§ Exercise description:
Set down the data below without change, skipping the pictures it holds.

━━ Records for the exercise

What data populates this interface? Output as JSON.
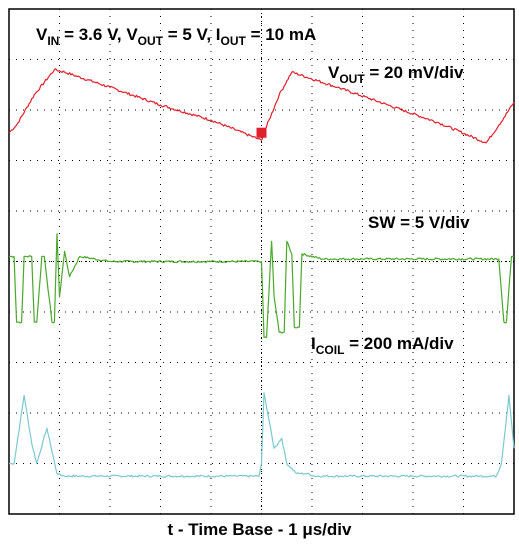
{
  "chart_data": {
    "type": "line",
    "title_parts": {
      "v": "V",
      "in": "IN",
      "vin_val": " = 3.6 V, ",
      "out": "OUT",
      "vout_val": " = 5 V, I",
      "iout_val": " = 10 mA"
    },
    "channel_labels": {
      "vout": {
        "v": "V",
        "sub": "OUT",
        "rest": " = 20 mV/div"
      },
      "sw": "SW = 5 V/div",
      "icoil": {
        "i": "I",
        "sub": "COIL",
        "rest": " = 200 mA/div"
      }
    },
    "x_label": "t - Time Base - 1 μs/div",
    "grid": {
      "h_divs": 10,
      "v_divs": 10,
      "dotted": true
    },
    "colors": {
      "vout": "#e0202a",
      "sw": "#4aa82a",
      "icoil": "#7cc8d0",
      "grid": "#000000"
    },
    "series": [
      {
        "name": "VOUT",
        "x": [
          0,
          0.15,
          0.5,
          0.9,
          1.1,
          2.0,
          3.0,
          4.0,
          5.0,
          5.05,
          5.35,
          5.6,
          6.5,
          7.5,
          8.5,
          9.45,
          9.7,
          10.0
        ],
        "y": [
          7.55,
          7.7,
          8.3,
          8.8,
          8.75,
          8.45,
          8.1,
          7.8,
          7.4,
          7.55,
          8.3,
          8.75,
          8.45,
          8.1,
          7.75,
          7.35,
          7.7,
          8.15
        ]
      },
      {
        "name": "SW",
        "x": [
          0,
          0.1,
          0.15,
          0.25,
          0.3,
          0.45,
          0.5,
          0.55,
          0.65,
          0.7,
          0.85,
          0.9,
          0.95,
          1.0,
          1.1,
          1.2,
          1.4,
          2.0,
          5.0,
          5.05,
          5.1,
          5.2,
          5.25,
          5.35,
          5.45,
          5.5,
          5.6,
          5.65,
          5.75,
          5.8,
          6.2,
          9.7,
          9.8,
          9.85,
          9.95,
          10.0
        ],
        "y": [
          5.1,
          5.1,
          3.8,
          3.8,
          5.1,
          5.1,
          3.8,
          3.8,
          5.1,
          5.1,
          3.8,
          3.8,
          5.55,
          4.3,
          5.2,
          4.7,
          5.1,
          5.0,
          5.0,
          3.5,
          3.5,
          5.4,
          4.3,
          3.6,
          3.6,
          5.4,
          5.15,
          3.7,
          3.7,
          5.15,
          5.05,
          5.05,
          3.8,
          3.8,
          5.1,
          5.1
        ]
      },
      {
        "name": "ICOIL",
        "x": [
          0,
          0.1,
          0.3,
          0.45,
          0.55,
          0.75,
          0.95,
          1.1,
          3.0,
          4.95,
          5.0,
          5.05,
          5.25,
          5.4,
          5.5,
          5.7,
          5.9,
          6.05,
          8.0,
          9.65,
          9.75,
          9.9,
          10.0
        ],
        "y": [
          1.0,
          1.0,
          2.35,
          1.4,
          1.0,
          1.7,
          0.8,
          0.75,
          0.75,
          0.75,
          1.0,
          2.4,
          1.3,
          1.5,
          1.0,
          0.8,
          0.8,
          0.75,
          0.75,
          0.75,
          1.0,
          2.35,
          1.3
        ]
      }
    ]
  }
}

━━━━

§ Result for this task:
What data populates this interface? Output as JSON.
{
  "chart_data": {
    "type": "line",
    "title_parts": {
      "v": "V",
      "in": "IN",
      "vin_val": " = 3.6 V, ",
      "out": "OUT",
      "vout_val": " = 5 V, I",
      "iout_val": " = 10 mA"
    },
    "channel_labels": {
      "vout": {
        "v": "V",
        "sub": "OUT",
        "rest": " = 20 mV/div"
      },
      "sw": "SW = 5 V/div",
      "icoil": {
        "i": "I",
        "sub": "COIL",
        "rest": " = 200 mA/div"
      }
    },
    "x_label": "t - Time Base - 1 μs/div",
    "grid": {
      "h_divs": 10,
      "v_divs": 10,
      "dotted": true
    },
    "colors": {
      "vout": "#e0202a",
      "sw": "#4aa82a",
      "icoil": "#7cc8d0",
      "grid": "#000000"
    },
    "series": [
      {
        "name": "VOUT",
        "x": [
          0,
          0.15,
          0.5,
          0.9,
          1.1,
          2.0,
          3.0,
          4.0,
          5.0,
          5.05,
          5.35,
          5.6,
          6.5,
          7.5,
          8.5,
          9.45,
          9.7,
          10.0
        ],
        "y": [
          7.55,
          7.7,
          8.3,
          8.8,
          8.75,
          8.45,
          8.1,
          7.8,
          7.4,
          7.55,
          8.3,
          8.75,
          8.45,
          8.1,
          7.75,
          7.35,
          7.7,
          8.15
        ]
      },
      {
        "name": "SW",
        "x": [
          0,
          0.1,
          0.15,
          0.25,
          0.3,
          0.45,
          0.5,
          0.55,
          0.65,
          0.7,
          0.85,
          0.9,
          0.95,
          1.0,
          1.1,
          1.2,
          1.4,
          2.0,
          5.0,
          5.05,
          5.1,
          5.2,
          5.25,
          5.35,
          5.45,
          5.5,
          5.6,
          5.65,
          5.75,
          5.8,
          6.2,
          9.7,
          9.8,
          9.85,
          9.95,
          10.0
        ],
        "y": [
          5.1,
          5.1,
          3.8,
          3.8,
          5.1,
          5.1,
          3.8,
          3.8,
          5.1,
          5.1,
          3.8,
          3.8,
          5.55,
          4.3,
          5.2,
          4.7,
          5.1,
          5.0,
          5.0,
          3.5,
          3.5,
          5.4,
          4.3,
          3.6,
          3.6,
          5.4,
          5.15,
          3.7,
          3.7,
          5.15,
          5.05,
          5.05,
          3.8,
          3.8,
          5.1,
          5.1
        ]
      },
      {
        "name": "ICOIL",
        "x": [
          0,
          0.1,
          0.3,
          0.45,
          0.55,
          0.75,
          0.95,
          1.1,
          3.0,
          4.95,
          5.0,
          5.05,
          5.25,
          5.4,
          5.5,
          5.7,
          5.9,
          6.05,
          8.0,
          9.65,
          9.75,
          9.9,
          10.0
        ],
        "y": [
          1.0,
          1.0,
          2.35,
          1.4,
          1.0,
          1.7,
          0.8,
          0.75,
          0.75,
          0.75,
          1.0,
          2.4,
          1.3,
          1.5,
          1.0,
          0.8,
          0.8,
          0.75,
          0.75,
          0.75,
          1.0,
          2.35,
          1.3
        ]
      }
    ]
  }
}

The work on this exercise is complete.